MATERIALS PROVIDED
################
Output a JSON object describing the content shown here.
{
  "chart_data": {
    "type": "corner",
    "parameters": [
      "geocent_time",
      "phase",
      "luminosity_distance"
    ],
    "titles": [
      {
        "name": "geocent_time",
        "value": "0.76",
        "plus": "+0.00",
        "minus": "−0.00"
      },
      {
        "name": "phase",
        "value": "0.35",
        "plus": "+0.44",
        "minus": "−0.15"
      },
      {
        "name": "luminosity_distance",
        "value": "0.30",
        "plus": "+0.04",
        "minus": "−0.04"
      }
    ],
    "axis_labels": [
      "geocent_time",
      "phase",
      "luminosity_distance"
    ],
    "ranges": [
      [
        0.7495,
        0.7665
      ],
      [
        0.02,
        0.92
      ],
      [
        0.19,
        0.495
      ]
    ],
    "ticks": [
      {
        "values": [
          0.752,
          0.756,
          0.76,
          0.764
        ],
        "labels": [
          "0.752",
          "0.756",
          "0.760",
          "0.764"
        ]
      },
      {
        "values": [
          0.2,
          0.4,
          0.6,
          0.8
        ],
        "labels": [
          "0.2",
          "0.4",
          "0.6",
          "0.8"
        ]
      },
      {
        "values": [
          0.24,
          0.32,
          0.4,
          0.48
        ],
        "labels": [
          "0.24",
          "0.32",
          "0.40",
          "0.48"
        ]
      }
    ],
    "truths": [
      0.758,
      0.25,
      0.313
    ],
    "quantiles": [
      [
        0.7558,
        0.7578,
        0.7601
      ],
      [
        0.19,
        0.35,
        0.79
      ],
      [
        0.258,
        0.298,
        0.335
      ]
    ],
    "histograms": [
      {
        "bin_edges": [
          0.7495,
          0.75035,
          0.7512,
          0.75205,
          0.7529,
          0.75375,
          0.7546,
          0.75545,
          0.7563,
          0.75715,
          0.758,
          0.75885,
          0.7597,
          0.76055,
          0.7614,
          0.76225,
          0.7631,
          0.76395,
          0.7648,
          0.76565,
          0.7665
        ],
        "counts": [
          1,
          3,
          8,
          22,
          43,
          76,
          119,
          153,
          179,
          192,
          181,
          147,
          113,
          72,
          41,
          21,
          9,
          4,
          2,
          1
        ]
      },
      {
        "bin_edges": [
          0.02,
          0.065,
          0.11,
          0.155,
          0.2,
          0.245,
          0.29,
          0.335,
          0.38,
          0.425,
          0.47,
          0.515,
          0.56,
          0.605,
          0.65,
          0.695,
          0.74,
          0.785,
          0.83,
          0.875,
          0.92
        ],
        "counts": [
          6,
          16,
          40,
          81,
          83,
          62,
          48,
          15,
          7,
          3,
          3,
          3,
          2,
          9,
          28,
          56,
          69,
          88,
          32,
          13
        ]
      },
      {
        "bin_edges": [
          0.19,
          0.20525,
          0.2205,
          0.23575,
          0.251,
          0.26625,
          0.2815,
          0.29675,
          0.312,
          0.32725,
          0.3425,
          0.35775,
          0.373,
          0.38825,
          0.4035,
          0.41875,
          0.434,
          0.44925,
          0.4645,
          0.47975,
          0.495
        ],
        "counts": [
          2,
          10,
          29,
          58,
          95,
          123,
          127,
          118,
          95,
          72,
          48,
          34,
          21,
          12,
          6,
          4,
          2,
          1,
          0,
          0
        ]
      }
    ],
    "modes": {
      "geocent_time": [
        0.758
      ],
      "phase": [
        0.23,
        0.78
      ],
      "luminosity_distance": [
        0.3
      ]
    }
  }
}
################
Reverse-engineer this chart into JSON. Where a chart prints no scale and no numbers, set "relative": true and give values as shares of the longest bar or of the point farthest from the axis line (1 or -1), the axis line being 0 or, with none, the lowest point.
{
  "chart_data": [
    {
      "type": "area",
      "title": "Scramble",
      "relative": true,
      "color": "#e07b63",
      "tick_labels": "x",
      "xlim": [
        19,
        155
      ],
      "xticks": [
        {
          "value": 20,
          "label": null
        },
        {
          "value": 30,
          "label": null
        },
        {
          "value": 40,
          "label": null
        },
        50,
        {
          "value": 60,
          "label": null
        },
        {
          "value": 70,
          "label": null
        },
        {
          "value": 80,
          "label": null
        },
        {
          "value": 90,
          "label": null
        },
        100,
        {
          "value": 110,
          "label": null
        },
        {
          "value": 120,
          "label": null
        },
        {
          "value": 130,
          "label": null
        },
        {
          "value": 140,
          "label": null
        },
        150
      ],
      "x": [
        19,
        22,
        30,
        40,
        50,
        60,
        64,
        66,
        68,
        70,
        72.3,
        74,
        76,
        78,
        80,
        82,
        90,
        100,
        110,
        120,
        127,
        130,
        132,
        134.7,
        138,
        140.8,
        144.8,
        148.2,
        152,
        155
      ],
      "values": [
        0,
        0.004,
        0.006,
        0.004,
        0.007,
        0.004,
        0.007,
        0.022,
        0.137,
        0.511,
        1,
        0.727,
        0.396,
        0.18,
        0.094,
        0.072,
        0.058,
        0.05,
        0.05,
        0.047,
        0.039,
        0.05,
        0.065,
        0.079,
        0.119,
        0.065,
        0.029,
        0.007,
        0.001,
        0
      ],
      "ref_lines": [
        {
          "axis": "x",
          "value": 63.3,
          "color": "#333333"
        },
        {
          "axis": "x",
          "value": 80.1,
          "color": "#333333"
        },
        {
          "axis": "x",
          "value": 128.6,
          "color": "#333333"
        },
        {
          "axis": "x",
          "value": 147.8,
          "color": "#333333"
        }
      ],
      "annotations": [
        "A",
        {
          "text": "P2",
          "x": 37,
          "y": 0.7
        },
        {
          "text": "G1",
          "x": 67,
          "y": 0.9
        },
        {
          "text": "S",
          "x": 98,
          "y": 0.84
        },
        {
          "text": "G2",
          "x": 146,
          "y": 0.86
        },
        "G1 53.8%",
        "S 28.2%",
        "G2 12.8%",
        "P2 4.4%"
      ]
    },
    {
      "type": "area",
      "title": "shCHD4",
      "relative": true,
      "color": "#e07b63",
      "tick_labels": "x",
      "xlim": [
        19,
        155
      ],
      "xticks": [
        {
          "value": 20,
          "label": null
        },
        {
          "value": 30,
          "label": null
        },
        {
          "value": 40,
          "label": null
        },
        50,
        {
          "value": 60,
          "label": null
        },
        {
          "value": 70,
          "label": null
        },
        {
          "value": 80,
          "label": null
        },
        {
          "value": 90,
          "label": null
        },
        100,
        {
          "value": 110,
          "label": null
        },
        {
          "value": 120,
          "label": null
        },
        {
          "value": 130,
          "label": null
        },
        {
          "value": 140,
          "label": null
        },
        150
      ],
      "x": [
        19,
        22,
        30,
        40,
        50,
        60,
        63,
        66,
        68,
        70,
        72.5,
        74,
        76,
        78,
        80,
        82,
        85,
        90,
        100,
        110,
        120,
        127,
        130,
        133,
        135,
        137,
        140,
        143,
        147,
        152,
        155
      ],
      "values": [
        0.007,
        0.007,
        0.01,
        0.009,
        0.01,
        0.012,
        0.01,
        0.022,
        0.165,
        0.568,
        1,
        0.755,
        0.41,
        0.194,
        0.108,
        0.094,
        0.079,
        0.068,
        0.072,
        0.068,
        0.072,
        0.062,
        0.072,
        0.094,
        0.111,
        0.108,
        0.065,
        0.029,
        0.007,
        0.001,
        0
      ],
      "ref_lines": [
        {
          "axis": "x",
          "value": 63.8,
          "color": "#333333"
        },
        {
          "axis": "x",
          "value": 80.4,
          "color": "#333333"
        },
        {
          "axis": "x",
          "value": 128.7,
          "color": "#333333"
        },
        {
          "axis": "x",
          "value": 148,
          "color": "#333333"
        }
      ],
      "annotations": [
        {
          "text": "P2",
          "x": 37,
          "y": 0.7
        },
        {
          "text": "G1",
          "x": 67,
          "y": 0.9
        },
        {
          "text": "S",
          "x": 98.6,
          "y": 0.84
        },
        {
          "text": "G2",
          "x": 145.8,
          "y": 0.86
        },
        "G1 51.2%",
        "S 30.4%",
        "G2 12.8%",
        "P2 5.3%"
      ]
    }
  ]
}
################
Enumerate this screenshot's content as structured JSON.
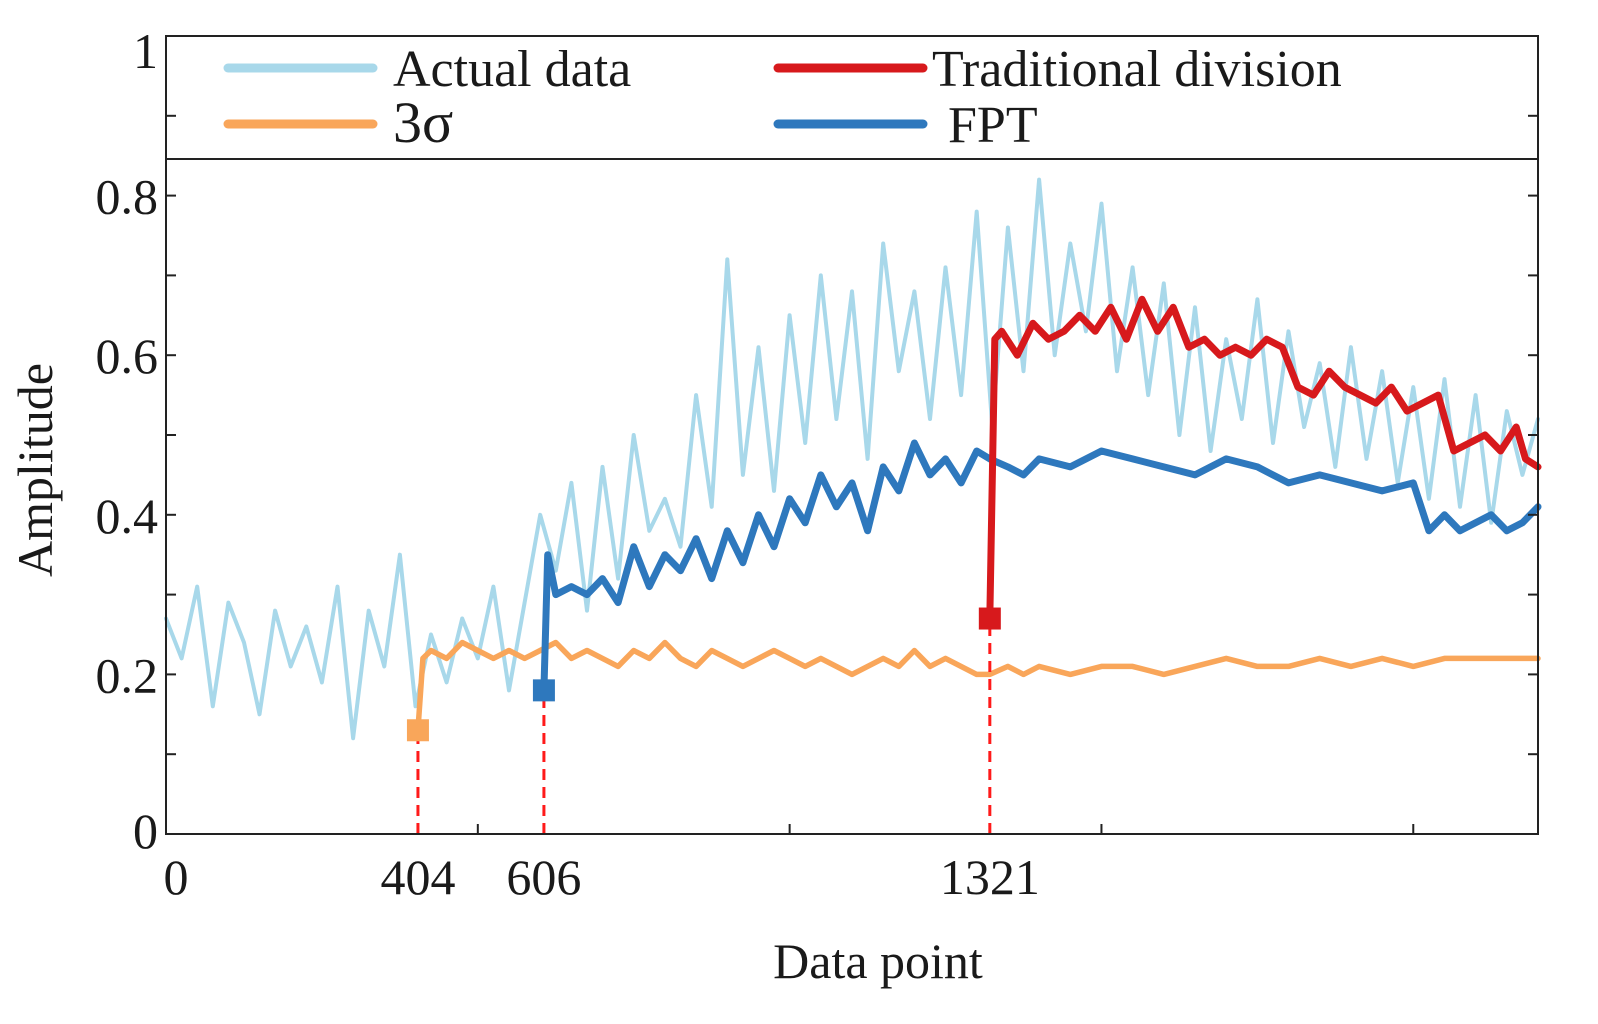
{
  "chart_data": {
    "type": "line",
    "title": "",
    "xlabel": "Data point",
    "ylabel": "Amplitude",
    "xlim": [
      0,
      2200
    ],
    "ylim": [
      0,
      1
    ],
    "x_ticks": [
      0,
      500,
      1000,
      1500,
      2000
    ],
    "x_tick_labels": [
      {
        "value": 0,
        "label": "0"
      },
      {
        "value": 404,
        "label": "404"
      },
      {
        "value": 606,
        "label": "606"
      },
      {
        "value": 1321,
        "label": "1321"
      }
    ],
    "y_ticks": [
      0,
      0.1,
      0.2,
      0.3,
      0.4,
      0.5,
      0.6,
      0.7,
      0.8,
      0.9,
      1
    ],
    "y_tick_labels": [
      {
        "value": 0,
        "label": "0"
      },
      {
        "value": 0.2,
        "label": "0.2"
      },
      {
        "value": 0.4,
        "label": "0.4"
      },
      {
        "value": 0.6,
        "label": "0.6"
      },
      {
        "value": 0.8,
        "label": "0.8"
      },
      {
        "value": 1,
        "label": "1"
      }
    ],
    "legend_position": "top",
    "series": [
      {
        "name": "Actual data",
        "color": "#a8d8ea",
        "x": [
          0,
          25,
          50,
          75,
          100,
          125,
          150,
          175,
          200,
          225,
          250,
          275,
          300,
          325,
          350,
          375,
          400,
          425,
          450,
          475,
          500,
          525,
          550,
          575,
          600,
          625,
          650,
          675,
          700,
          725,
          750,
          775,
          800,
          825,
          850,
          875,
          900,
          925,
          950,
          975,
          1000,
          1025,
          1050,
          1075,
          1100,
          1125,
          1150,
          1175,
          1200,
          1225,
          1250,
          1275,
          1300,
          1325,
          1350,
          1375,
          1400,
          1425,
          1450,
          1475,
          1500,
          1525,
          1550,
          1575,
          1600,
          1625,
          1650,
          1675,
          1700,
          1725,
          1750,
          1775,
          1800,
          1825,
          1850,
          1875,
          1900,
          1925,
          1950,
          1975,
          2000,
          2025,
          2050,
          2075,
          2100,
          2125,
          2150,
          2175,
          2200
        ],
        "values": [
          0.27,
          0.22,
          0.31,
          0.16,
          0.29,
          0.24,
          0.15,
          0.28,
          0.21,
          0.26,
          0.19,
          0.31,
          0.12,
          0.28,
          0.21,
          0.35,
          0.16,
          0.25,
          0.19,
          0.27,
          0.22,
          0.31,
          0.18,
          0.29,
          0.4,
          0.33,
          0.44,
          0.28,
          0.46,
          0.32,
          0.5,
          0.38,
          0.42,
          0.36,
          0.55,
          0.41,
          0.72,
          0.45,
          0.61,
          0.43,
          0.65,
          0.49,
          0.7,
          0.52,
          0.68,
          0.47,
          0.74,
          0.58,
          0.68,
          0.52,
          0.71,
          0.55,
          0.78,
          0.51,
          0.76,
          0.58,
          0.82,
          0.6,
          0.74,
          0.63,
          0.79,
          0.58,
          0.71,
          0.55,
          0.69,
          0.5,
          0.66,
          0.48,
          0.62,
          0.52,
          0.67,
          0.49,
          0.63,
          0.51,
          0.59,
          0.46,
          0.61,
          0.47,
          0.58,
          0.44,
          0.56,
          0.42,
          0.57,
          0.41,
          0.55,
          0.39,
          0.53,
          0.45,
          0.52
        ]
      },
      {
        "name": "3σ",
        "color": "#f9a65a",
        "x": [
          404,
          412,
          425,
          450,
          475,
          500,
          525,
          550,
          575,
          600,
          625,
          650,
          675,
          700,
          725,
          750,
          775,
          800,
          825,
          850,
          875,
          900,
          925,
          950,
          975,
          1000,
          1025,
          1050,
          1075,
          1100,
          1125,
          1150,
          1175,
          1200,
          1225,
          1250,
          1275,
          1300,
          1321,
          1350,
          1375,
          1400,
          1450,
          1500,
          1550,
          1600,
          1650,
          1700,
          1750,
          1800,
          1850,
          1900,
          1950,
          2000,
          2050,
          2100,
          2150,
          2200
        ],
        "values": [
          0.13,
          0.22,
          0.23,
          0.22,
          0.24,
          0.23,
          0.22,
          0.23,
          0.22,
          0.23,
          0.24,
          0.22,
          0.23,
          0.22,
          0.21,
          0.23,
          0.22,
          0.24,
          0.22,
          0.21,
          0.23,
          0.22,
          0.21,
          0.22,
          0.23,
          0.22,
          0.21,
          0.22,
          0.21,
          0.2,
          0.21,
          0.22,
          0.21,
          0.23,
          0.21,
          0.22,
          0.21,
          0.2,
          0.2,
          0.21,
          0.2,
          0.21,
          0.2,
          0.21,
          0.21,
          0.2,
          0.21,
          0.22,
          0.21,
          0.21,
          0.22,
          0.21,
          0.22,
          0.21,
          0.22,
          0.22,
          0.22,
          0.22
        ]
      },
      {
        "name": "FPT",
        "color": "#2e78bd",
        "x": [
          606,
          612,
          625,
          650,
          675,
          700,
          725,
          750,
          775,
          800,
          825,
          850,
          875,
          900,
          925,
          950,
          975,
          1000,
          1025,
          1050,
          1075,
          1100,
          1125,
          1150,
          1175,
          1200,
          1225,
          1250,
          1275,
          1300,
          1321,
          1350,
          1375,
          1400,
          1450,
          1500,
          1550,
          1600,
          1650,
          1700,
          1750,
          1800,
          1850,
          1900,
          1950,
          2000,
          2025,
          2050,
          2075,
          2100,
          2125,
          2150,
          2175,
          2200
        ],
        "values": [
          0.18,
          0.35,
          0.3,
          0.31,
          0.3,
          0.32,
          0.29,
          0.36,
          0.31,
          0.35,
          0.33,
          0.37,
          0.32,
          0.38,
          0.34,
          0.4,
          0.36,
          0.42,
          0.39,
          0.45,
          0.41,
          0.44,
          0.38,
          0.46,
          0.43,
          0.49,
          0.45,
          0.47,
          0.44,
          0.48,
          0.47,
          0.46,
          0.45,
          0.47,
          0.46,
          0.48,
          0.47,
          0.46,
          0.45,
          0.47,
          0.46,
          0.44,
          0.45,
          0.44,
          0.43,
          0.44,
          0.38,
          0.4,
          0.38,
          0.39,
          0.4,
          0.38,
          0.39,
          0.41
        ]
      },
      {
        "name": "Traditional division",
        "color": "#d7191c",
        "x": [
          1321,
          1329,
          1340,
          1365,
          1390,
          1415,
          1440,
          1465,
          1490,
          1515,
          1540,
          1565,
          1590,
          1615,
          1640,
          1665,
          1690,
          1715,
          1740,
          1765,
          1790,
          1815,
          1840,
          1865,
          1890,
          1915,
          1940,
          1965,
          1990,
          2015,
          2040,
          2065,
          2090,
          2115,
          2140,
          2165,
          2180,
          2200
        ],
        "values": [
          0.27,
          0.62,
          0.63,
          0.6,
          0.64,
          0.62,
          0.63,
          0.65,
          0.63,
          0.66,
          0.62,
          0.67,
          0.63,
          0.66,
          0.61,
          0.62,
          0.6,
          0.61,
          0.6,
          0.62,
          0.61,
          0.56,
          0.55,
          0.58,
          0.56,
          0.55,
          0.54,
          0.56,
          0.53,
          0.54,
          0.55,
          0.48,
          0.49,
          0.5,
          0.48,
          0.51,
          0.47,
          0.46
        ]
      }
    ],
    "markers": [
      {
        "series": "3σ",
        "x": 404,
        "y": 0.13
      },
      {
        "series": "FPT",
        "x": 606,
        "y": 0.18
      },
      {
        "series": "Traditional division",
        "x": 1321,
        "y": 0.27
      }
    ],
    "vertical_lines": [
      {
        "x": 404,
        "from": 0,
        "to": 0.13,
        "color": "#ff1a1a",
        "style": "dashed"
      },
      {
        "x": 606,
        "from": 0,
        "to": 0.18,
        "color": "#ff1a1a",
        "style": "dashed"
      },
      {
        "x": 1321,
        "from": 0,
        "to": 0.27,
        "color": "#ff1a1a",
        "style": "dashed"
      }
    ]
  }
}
################
TASK INSTRUCTIONS
Collect each line containing the string "content".

CORRECT ANSWER
Output a JSON object describing the content shown here.
Enumerate this screenshot's content as structured JSON.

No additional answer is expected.